> Exercice proposé 1
Mettez sous forme de liste numérotée, sans les lignes vides, tout ce qui va du début des enregistrements jusqu'à la ligne contenant « 378, 2000, 416] », celle-ci comprise.

> Extrait de la page
Laisse béton, Renaud

On ne peut plus se suicider en paix. Renaud, le chanteur à la voix suavement crasseuse, le Rimbaud des classes populo, populaires, populistes, aux textes poético-réalistes, le Germinal au foulard rouge et au blouson clouté, ne va pas trop bien. Partout dans les gazettes, ses amis ou prétendus tels, son frère, son ex, pleurnichent à tout-va, en racontant à l’échotier de passage, que s’il continue ainsi, à danser une valse à deux temps, avec sa bouteille de Pastis, il va droit dans le mur. Et de se demander, les mains sur les hanches, le doigt interrogateur apposé sur leurs lèvres perplexes, le cervelet moulinant dans le vide, mais qu’est-ce qu’on peut faire pour l’empêcher de terminer sa course dans une coursive du Père Lachaise ?

 

On pourrait peut-être commencer par lui foutre la paix, non ? Au lieu de créer des bénitiers de pages Facebook,  appelant le chanteur à se ressaisir, le conjurant de mettre un terme à cette funeste comédie avant qu’il ne soit trop tard, l’implorant de penser à ses enfants, à sa petite fille, qui attendent que leur papa retrouve le chemin des écoliers.

Comprennent pas qu’il est comme fatigué, le Renaud. Qu’il n’a plus goût à rien. Ça arrive dans l’existence. De se lever un matin et d’envoyer tout balader. Le cirque des tournées, la prostitution de la promotion, l’obligation de sortir un album tous les deux ans, pour se prouver qu’on n’est pas encore carbonisé, et venir le prouver, en venant se raconter, sur le canapé de chez Drucker, se taper la visite de son instituteur, convoqué pour raconter une anecdote impayable du temps jadis, se bâfrer au beau milieu de l’après-midi d’un cassoulet mijoté par Jean-Pierre Coffe, tout en s’esclaffant aux pirouettes tordantes de Canteloup. Sourire à la ribambelle de fans qui vous clament leur amour avant de vous laisser seul, face à vous-même, dans la solitude glacée d’une chambre d’hôtel de province, à ressasser une vie qui n’a plus de sens.

[Données d'annotation des boîtes]
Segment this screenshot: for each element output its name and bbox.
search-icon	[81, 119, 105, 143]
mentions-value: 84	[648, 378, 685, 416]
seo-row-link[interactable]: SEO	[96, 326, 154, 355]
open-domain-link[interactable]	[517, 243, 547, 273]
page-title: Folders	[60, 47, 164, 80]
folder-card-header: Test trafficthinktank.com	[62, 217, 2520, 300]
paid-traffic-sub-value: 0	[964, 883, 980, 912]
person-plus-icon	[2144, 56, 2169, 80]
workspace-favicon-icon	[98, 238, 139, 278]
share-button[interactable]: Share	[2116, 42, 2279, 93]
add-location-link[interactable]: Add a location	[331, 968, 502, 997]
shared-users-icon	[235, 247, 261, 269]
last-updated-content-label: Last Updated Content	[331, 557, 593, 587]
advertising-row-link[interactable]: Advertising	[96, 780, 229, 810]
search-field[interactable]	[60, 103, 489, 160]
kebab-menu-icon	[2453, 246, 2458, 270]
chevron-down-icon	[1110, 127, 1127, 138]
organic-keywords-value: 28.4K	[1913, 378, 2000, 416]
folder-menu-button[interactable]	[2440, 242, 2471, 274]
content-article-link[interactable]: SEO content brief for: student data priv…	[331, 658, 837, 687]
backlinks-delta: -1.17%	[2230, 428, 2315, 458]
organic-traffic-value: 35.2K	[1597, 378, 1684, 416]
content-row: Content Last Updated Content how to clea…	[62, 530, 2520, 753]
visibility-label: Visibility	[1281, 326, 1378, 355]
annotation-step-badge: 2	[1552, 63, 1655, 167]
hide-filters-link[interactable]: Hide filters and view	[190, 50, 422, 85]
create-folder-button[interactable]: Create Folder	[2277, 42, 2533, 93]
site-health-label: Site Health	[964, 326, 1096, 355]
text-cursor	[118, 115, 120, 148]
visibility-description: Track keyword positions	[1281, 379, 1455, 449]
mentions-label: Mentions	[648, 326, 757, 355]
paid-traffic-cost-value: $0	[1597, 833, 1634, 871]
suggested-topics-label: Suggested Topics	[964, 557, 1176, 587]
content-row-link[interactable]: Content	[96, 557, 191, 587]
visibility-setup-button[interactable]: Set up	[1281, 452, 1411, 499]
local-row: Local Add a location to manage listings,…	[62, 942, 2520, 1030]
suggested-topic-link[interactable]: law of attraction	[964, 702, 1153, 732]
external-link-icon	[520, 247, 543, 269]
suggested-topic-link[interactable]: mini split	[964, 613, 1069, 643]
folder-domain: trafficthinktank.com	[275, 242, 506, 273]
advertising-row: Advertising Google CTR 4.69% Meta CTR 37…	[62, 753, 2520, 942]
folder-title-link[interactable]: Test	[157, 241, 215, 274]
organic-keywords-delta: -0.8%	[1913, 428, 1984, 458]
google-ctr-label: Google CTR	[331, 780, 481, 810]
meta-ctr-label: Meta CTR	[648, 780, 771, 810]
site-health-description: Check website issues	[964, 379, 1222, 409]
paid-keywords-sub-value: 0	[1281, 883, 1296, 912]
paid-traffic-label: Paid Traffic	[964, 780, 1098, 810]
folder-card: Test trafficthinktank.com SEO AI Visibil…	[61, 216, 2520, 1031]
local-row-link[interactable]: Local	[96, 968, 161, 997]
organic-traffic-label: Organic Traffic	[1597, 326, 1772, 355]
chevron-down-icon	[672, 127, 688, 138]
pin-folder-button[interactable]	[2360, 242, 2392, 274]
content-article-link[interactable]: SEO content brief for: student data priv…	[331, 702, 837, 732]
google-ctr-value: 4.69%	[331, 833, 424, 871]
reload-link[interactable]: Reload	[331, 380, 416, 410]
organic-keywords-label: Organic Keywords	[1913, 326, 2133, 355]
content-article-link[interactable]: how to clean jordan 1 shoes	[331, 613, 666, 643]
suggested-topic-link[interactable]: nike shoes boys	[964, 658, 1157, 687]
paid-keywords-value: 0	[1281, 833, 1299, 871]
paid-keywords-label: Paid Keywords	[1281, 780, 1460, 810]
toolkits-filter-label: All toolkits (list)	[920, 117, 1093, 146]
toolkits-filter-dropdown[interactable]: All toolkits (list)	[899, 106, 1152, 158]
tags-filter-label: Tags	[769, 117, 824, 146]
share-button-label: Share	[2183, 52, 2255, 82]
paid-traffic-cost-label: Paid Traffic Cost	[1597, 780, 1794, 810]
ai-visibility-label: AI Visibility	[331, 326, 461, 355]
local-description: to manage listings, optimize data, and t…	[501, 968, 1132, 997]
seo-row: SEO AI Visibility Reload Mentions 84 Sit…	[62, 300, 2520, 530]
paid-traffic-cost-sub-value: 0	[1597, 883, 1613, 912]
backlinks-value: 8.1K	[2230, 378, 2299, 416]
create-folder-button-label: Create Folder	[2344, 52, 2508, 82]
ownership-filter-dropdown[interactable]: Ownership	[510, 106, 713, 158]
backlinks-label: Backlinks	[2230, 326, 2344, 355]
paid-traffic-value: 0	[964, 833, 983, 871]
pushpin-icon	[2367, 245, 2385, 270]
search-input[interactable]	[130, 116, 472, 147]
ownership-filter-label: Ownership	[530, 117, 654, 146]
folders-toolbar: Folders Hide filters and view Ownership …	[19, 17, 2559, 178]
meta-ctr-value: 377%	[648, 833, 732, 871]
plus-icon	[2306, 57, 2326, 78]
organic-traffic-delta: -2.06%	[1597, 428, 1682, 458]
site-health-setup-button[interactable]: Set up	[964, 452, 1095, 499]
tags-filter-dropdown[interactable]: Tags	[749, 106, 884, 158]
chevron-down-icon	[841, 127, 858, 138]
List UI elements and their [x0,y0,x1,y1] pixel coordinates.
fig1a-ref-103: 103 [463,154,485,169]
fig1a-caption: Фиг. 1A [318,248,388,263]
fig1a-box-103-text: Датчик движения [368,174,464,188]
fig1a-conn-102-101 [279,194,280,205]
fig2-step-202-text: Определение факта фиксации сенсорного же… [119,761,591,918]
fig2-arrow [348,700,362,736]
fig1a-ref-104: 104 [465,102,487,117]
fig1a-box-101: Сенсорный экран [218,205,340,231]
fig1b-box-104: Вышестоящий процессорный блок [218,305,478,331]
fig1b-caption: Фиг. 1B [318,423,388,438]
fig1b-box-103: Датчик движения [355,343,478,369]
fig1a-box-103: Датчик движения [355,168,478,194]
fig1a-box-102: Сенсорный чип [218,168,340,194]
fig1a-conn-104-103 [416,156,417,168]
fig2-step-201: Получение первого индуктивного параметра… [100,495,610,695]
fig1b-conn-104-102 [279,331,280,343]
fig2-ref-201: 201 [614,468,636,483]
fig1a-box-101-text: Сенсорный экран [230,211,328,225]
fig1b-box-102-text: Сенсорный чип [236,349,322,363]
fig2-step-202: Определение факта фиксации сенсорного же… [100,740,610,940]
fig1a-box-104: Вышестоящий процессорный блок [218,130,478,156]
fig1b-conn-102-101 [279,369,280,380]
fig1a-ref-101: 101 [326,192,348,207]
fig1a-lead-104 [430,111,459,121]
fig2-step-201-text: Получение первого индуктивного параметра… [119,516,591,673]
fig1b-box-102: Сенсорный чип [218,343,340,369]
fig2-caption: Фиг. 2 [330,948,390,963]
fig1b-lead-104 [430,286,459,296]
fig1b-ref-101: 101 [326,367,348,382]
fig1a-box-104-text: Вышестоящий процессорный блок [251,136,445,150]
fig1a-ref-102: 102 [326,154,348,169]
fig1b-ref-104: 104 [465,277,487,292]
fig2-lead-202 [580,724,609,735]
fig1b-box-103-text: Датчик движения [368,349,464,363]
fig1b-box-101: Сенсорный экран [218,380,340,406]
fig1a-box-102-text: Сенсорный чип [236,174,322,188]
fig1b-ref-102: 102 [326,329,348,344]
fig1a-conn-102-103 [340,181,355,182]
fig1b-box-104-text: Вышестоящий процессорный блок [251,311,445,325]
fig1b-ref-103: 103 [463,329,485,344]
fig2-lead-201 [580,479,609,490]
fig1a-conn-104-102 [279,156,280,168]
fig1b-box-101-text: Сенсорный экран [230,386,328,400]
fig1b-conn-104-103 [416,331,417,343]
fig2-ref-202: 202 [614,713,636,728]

> Exercice proposé 2
Relevez tous les noms de personnes cités dans le billet sur Renaud.

> Corrigé 1
1. Segment this screenshot: for each element output its name and bbox.
2. search-icon	[81, 119, 105, 143]
3. mentions-value: 84	[648, 378, 685, 416]
4. seo-row-link[interactable]: SEO	[96, 326, 154, 355]
5. open-domain-link[interactable]	[517, 243, 547, 273]
6. page-title: Folders	[60, 47, 164, 80]
7. folder-card-header: Test trafficthinktank.com	[62, 217, 2520, 300]
8. paid-traffic-sub-value: 0	[964, 883, 980, 912]
9. person-plus-icon	[2144, 56, 2169, 80]
10. workspace-favicon-icon	[98, 238, 139, 278]
11. share-button[interactable]: Share	[2116, 42, 2279, 93]
12. add-location-link[interactable]: Add a location	[331, 968, 502, 997]
13. shared-users-icon	[235, 247, 261, 269]
14. last-updated-content-label: Last Updated Content	[331, 557, 593, 587]
15. advertising-row-link[interactable]: Advertising	[96, 780, 229, 810]
16. search-field[interactable]	[60, 103, 489, 160]
17. kebab-menu-icon	[2453, 246, 2458, 270]
18. chevron-down-icon	[1110, 127, 1127, 138]
19. organic-keywords-value: 28.4K	[1913, 378, 2000, 416]

> Corrigé 2
Renaud, Rimbaud, Drucker, Jean-Pierre Coffe, Canteloup